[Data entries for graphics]
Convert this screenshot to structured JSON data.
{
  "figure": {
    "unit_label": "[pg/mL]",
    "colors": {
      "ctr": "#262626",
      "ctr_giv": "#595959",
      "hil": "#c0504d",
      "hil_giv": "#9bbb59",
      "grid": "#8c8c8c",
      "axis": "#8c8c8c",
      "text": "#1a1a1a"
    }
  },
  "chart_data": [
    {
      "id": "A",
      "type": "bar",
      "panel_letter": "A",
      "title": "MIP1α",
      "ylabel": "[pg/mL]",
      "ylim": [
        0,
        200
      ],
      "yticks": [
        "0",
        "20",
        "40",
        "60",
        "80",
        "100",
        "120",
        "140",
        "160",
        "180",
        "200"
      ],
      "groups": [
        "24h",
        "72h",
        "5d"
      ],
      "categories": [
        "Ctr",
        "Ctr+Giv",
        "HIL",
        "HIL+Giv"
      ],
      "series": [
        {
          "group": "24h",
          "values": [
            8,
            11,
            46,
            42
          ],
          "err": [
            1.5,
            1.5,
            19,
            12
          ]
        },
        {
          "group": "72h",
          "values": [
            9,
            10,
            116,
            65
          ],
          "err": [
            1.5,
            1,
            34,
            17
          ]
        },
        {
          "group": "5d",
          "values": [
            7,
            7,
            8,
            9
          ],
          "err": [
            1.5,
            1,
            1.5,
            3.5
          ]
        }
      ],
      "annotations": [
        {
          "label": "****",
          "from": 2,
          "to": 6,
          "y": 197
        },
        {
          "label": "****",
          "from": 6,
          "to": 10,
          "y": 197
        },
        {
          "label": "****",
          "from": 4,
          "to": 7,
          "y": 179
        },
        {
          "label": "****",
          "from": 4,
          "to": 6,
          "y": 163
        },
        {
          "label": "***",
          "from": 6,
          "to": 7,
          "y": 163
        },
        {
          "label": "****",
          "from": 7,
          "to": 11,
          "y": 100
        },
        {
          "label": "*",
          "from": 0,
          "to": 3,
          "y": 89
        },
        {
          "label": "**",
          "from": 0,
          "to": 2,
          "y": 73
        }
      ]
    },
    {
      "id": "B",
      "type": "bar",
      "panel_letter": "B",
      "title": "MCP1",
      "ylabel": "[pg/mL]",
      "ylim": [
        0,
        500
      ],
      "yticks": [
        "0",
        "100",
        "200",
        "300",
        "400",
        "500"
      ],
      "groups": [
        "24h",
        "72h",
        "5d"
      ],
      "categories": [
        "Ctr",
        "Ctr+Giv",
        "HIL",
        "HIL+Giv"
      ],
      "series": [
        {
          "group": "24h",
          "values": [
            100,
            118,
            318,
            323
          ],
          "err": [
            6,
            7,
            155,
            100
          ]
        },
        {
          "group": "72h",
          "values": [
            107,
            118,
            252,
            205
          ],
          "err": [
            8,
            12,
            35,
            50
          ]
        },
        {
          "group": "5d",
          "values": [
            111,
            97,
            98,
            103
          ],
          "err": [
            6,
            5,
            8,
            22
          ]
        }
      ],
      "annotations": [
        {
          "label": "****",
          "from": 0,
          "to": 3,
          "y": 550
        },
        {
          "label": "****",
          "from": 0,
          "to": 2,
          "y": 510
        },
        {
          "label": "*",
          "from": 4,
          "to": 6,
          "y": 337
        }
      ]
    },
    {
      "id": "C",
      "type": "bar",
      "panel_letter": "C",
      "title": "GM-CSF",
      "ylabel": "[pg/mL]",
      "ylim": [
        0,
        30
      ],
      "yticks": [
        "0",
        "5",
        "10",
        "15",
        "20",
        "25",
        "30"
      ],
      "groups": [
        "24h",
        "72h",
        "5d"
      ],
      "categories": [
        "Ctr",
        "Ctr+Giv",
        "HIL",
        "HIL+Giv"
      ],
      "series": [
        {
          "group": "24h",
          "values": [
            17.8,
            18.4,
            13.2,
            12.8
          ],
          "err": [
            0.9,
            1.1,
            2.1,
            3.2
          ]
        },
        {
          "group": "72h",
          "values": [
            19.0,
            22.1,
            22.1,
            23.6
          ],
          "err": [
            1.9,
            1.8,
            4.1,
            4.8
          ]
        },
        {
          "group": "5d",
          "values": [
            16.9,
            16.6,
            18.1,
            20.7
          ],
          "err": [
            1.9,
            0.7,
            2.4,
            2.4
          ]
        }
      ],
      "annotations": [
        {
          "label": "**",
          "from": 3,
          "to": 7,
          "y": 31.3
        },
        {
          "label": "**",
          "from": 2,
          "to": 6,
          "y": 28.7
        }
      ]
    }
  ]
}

▶ Exercise task
Give the complete listing a second time, exactly as it reads.

▶ Response to this exercise
Convert this screenshot to structured JSON data.
{
  "figure": {
    "unit_label": "[pg/mL]",
    "colors": {
      "ctr": "#262626",
      "ctr_giv": "#595959",
      "hil": "#c0504d",
      "hil_giv": "#9bbb59",
      "grid": "#8c8c8c",
      "axis": "#8c8c8c",
      "text": "#1a1a1a"
    }
  },
  "chart_data": [
    {
      "id": "A",
      "type": "bar",
      "panel_letter": "A",
      "title": "MIP1α",
      "ylabel": "[pg/mL]",
      "ylim": [
        0,
        200
      ],
      "yticks": [
        "0",
        "20",
        "40",
        "60",
        "80",
        "100",
        "120",
        "140",
        "160",
        "180",
        "200"
      ],
      "groups": [
        "24h",
        "72h",
        "5d"
      ],
      "categories": [
        "Ctr",
        "Ctr+Giv",
        "HIL",
        "HIL+Giv"
      ],
      "series": [
        {
          "group": "24h",
          "values": [
            8,
            11,
            46,
            42
          ],
          "err": [
            1.5,
            1.5,
            19,
            12
          ]
        },
        {
          "group": "72h",
          "values": [
            9,
            10,
            116,
            65
          ],
          "err": [
            1.5,
            1,
            34,
            17
          ]
        },
        {
          "group": "5d",
          "values": [
            7,
            7,
            8,
            9
          ],
          "err": [
            1.5,
            1,
            1.5,
            3.5
          ]
        }
      ],
      "annotations": [
        {
          "label": "****",
          "from": 2,
          "to": 6,
          "y": 197
        },
        {
          "label": "****",
          "from": 6,
          "to": 10,
          "y": 197
        },
        {
          "label": "****",
          "from": 4,
          "to": 7,
          "y": 179
        },
        {
          "label": "****",
          "from": 4,
          "to": 6,
          "y": 163
        },
        {
          "label": "***",
          "from": 6,
          "to": 7,
          "y": 163
        },
        {
          "label": "****",
          "from": 7,
          "to": 11,
          "y": 100
        },
        {
          "label": "*",
          "from": 0,
          "to": 3,
          "y": 89
        },
        {
          "label": "**",
          "from": 0,
          "to": 2,
          "y": 73
        }
      ]
    },
    {
      "id": "B",
      "type": "bar",
      "panel_letter": "B",
      "title": "MCP1",
      "ylabel": "[pg/mL]",
      "ylim": [
        0,
        500
      ],
      "yticks": [
        "0",
        "100",
        "200",
        "300",
        "400",
        "500"
      ],
      "groups": [
        "24h",
        "72h",
        "5d"
      ],
      "categories": [
        "Ctr",
        "Ctr+Giv",
        "HIL",
        "HIL+Giv"
      ],
      "series": [
        {
          "group": "24h",
          "values": [
            100,
            118,
            318,
            323
          ],
          "err": [
            6,
            7,
            155,
            100
          ]
        },
        {
          "group": "72h",
          "values": [
            107,
            118,
            252,
            205
          ],
          "err": [
            8,
            12,
            35,
            50
          ]
        },
        {
          "group": "5d",
          "values": [
            111,
            97,
            98,
            103
          ],
          "err": [
            6,
            5,
            8,
            22
          ]
        }
      ],
      "annotations": [
        {
          "label": "****",
          "from": 0,
          "to": 3,
          "y": 550
        },
        {
          "label": "****",
          "from": 0,
          "to": 2,
          "y": 510
        },
        {
          "label": "*",
          "from": 4,
          "to": 6,
          "y": 337
        }
      ]
    },
    {
      "id": "C",
      "type": "bar",
      "panel_letter": "C",
      "title": "GM-CSF",
      "ylabel": "[pg/mL]",
      "ylim": [
        0,
        30
      ],
      "yticks": [
        "0",
        "5",
        "10",
        "15",
        "20",
        "25",
        "30"
      ],
      "groups": [
        "24h",
        "72h",
        "5d"
      ],
      "categories": [
        "Ctr",
        "Ctr+Giv",
        "HIL",
        "HIL+Giv"
      ],
      "series": [
        {
          "group": "24h",
          "values": [
            17.8,
            18.4,
            13.2,
            12.8
          ],
          "err": [
            0.9,
            1.1,
            2.1,
            3.2
          ]
        },
        {
          "group": "72h",
          "values": [
            19.0,
            22.1,
            22.1,
            23.6
          ],
          "err": [
            1.9,
            1.8,
            4.1,
            4.8
          ]
        },
        {
          "group": "5d",
          "values": [
            16.9,
            16.6,
            18.1,
            20.7
          ],
          "err": [
            1.9,
            0.7,
            2.4,
            2.4
          ]
        }
      ],
      "annotations": [
        {
          "label": "**",
          "from": 3,
          "to": 7,
          "y": 31.3
        },
        {
          "label": "**",
          "from": 2,
          "to": 6,
          "y": 28.7
        }
      ]
    }
  ]
}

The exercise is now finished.